[Dataset records]
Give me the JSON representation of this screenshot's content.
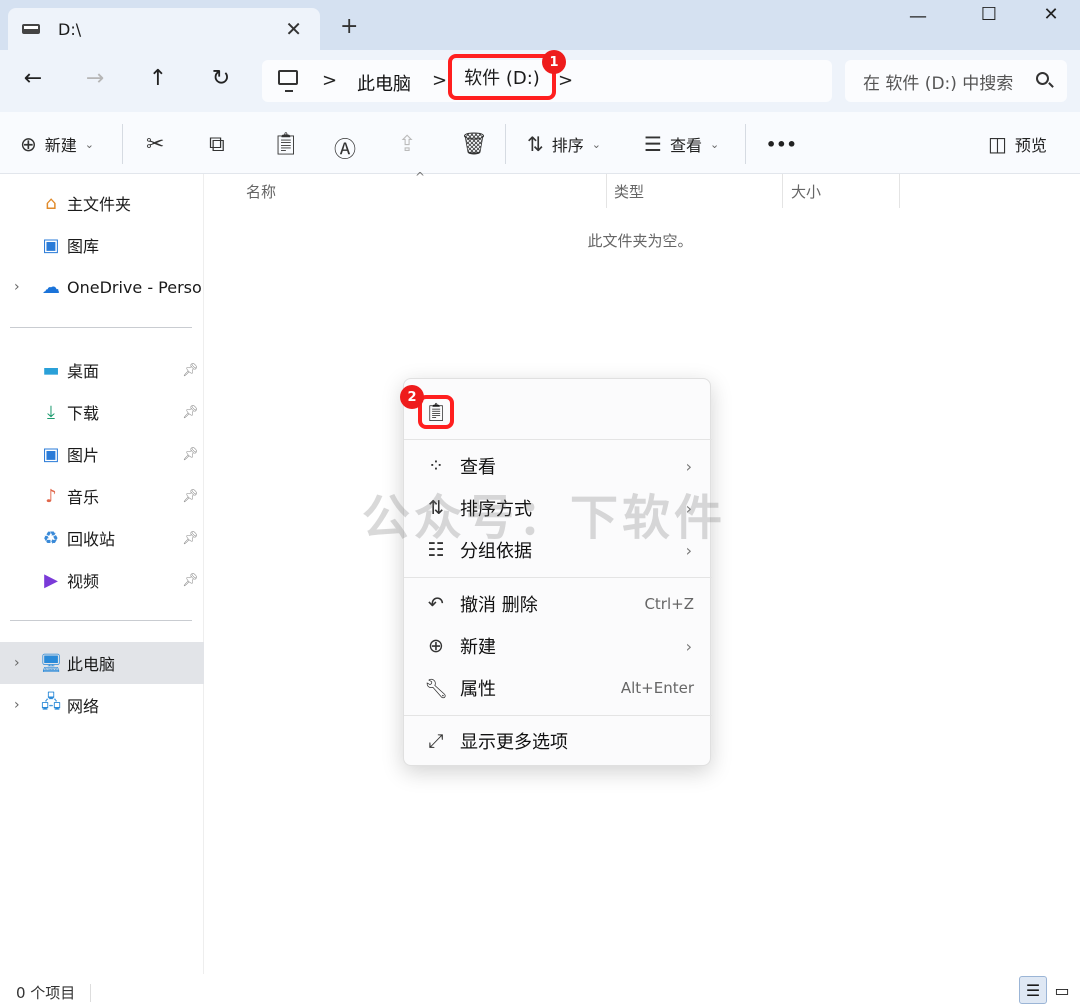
{
  "tab": {
    "title": "D:\\",
    "close_label": "✕",
    "new_tab_label": "+"
  },
  "window": {
    "minimize": "—",
    "maximize": "☐",
    "close": "✕"
  },
  "nav": {
    "back": "←",
    "forward": "→",
    "up": "↑",
    "refresh": "↻"
  },
  "address": {
    "crumbs": [
      "此电脑",
      "软件 (D:)"
    ],
    "separator": ">",
    "badge1": "1"
  },
  "search": {
    "placeholder": "在 软件 (D:) 中搜索"
  },
  "toolbar": {
    "new_label": "新建",
    "sort_label": "排序",
    "view_label": "查看",
    "more_label": "•••",
    "preview_label": "预览",
    "icons": [
      "cut-icon",
      "copy-icon",
      "paste-icon",
      "rename-icon",
      "share-icon",
      "delete-icon"
    ]
  },
  "sidebar": {
    "top": [
      {
        "label": "主文件夹",
        "icon": "home-icon"
      },
      {
        "label": "图库",
        "icon": "gallery-icon"
      },
      {
        "label": "OneDrive - Personal",
        "icon": "cloud-icon"
      }
    ],
    "pinned": [
      {
        "label": "桌面",
        "icon": "desktop-icon"
      },
      {
        "label": "下载",
        "icon": "download-icon"
      },
      {
        "label": "图片",
        "icon": "pictures-icon"
      },
      {
        "label": "音乐",
        "icon": "music-icon"
      },
      {
        "label": "回收站",
        "icon": "recycle-bin-icon"
      },
      {
        "label": "视频",
        "icon": "videos-icon"
      }
    ],
    "bottom": [
      {
        "label": "此电脑",
        "icon": "this-pc-icon"
      },
      {
        "label": "网络",
        "icon": "network-icon"
      }
    ]
  },
  "columns": {
    "name": "名称",
    "type": "类型",
    "size": "大小"
  },
  "empty_message": "此文件夹为空。",
  "context_menu": {
    "badge2": "2",
    "items": [
      {
        "label": "查看",
        "key": ""
      },
      {
        "label": "排序方式",
        "key": ""
      },
      {
        "label": "分组依据",
        "key": ""
      },
      {
        "label": "撤消 删除",
        "key": "Ctrl+Z"
      },
      {
        "label": "新建",
        "key": ""
      },
      {
        "label": "属性",
        "key": "Alt+Enter"
      },
      {
        "label": "显示更多选项",
        "key": ""
      }
    ]
  },
  "watermark": "公众号：下软件",
  "status": {
    "items": "0 个项目"
  }
}
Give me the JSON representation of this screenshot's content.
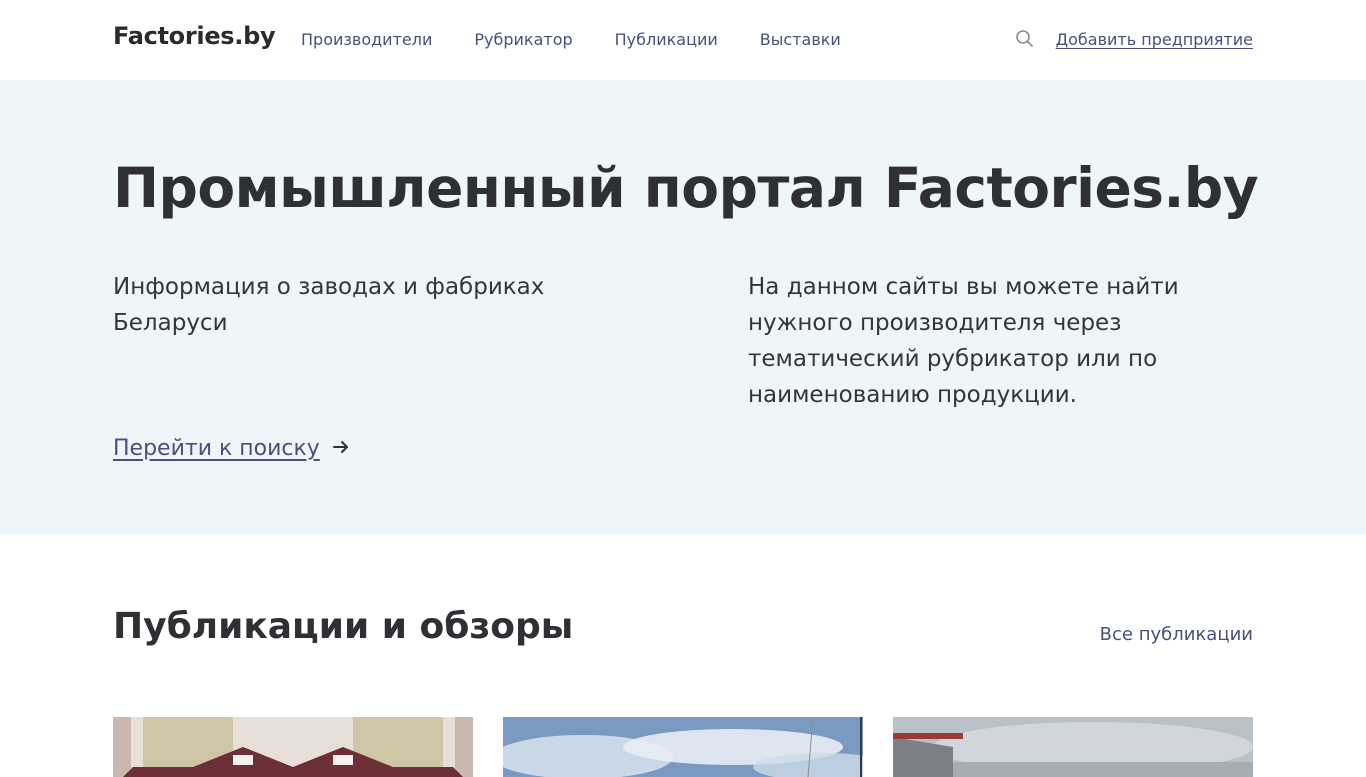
{
  "header": {
    "logo": "Factories.by",
    "nav": [
      {
        "label": "Производители"
      },
      {
        "label": "Рубрикатор"
      },
      {
        "label": "Публикации"
      },
      {
        "label": "Выставки"
      }
    ],
    "search_icon": "search-icon",
    "add_company": "Добавить предприятие"
  },
  "hero": {
    "title": "Промышленный портал Factories.by",
    "subtitle": "Информация о заводах и фабриках Беларуси",
    "description": "На данном сайты вы можете найти нужного производителя через тематический рубрикатор или по наименованию продукции.",
    "cta_label": "Перейти к поиску",
    "cta_icon": "arrow-right-icon"
  },
  "publications": {
    "title": "Публикации и обзоры",
    "all_link": "Все публикации",
    "cards": [
      {
        "image": "building-photo"
      },
      {
        "image": "sky-photo"
      },
      {
        "image": "factory-photo"
      }
    ]
  },
  "colors": {
    "accent": "#4a4f7c",
    "hero_bg": "#eff6fa",
    "text": "#2f3034"
  }
}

■ Goal of the exercise
Write the listing out a second time exactly, dropping all images.

■ Finished exercise
Give me the JSON representation of this screenshot's content.
{
  "tab": {
    "title": "D:\\",
    "close_label": "✕",
    "new_tab_label": "+"
  },
  "window": {
    "minimize": "—",
    "maximize": "☐",
    "close": "✕"
  },
  "nav": {
    "back": "←",
    "forward": "→",
    "up": "↑",
    "refresh": "↻"
  },
  "address": {
    "crumbs": [
      "此电脑",
      "软件 (D:)"
    ],
    "separator": ">",
    "badge1": "1"
  },
  "search": {
    "placeholder": "在 软件 (D:) 中搜索"
  },
  "toolbar": {
    "new_label": "新建",
    "sort_label": "排序",
    "view_label": "查看",
    "more_label": "•••",
    "preview_label": "预览",
    "icons": [
      "cut-icon",
      "copy-icon",
      "paste-icon",
      "rename-icon",
      "share-icon",
      "delete-icon"
    ]
  },
  "sidebar": {
    "top": [
      {
        "label": "主文件夹",
        "icon": "home-icon"
      },
      {
        "label": "图库",
        "icon": "gallery-icon"
      },
      {
        "label": "OneDrive - Personal",
        "icon": "cloud-icon"
      }
    ],
    "pinned": [
      {
        "label": "桌面",
        "icon": "desktop-icon"
      },
      {
        "label": "下载",
        "icon": "download-icon"
      },
      {
        "label": "图片",
        "icon": "pictures-icon"
      },
      {
        "label": "音乐",
        "icon": "music-icon"
      },
      {
        "label": "回收站",
        "icon": "recycle-bin-icon"
      },
      {
        "label": "视频",
        "icon": "videos-icon"
      }
    ],
    "bottom": [
      {
        "label": "此电脑",
        "icon": "this-pc-icon"
      },
      {
        "label": "网络",
        "icon": "network-icon"
      }
    ]
  },
  "columns": {
    "name": "名称",
    "type": "类型",
    "size": "大小"
  },
  "empty_message": "此文件夹为空。",
  "context_menu": {
    "badge2": "2",
    "items": [
      {
        "label": "查看",
        "key": ""
      },
      {
        "label": "排序方式",
        "key": ""
      },
      {
        "label": "分组依据",
        "key": ""
      },
      {
        "label": "撤消 删除",
        "key": "Ctrl+Z"
      },
      {
        "label": "新建",
        "key": ""
      },
      {
        "label": "属性",
        "key": "Alt+Enter"
      },
      {
        "label": "显示更多选项",
        "key": ""
      }
    ]
  },
  "watermark": "公众号：下软件",
  "status": {
    "items": "0 个项目"
  }
}
Give me the JSON representation of this screenshot's content.
{
  "header": {
    "logo": "Factories.by",
    "nav": [
      {
        "label": "Производители"
      },
      {
        "label": "Рубрикатор"
      },
      {
        "label": "Публикации"
      },
      {
        "label": "Выставки"
      }
    ],
    "search_icon": "search-icon",
    "add_company": "Добавить предприятие"
  },
  "hero": {
    "title": "Промышленный портал Factories.by",
    "subtitle": "Информация о заводах и фабриках Беларуси",
    "description": "На данном сайты вы можете найти нужного производителя через тематический рубрикатор или по наименованию продукции.",
    "cta_label": "Перейти к поиску",
    "cta_icon": "arrow-right-icon"
  },
  "publications": {
    "title": "Публикации и обзоры",
    "all_link": "Все публикации",
    "cards": [
      {
        "image": "building-photo"
      },
      {
        "image": "sky-photo"
      },
      {
        "image": "factory-photo"
      }
    ]
  },
  "colors": {
    "accent": "#4a4f7c",
    "hero_bg": "#eff6fa",
    "text": "#2f3034"
  }
}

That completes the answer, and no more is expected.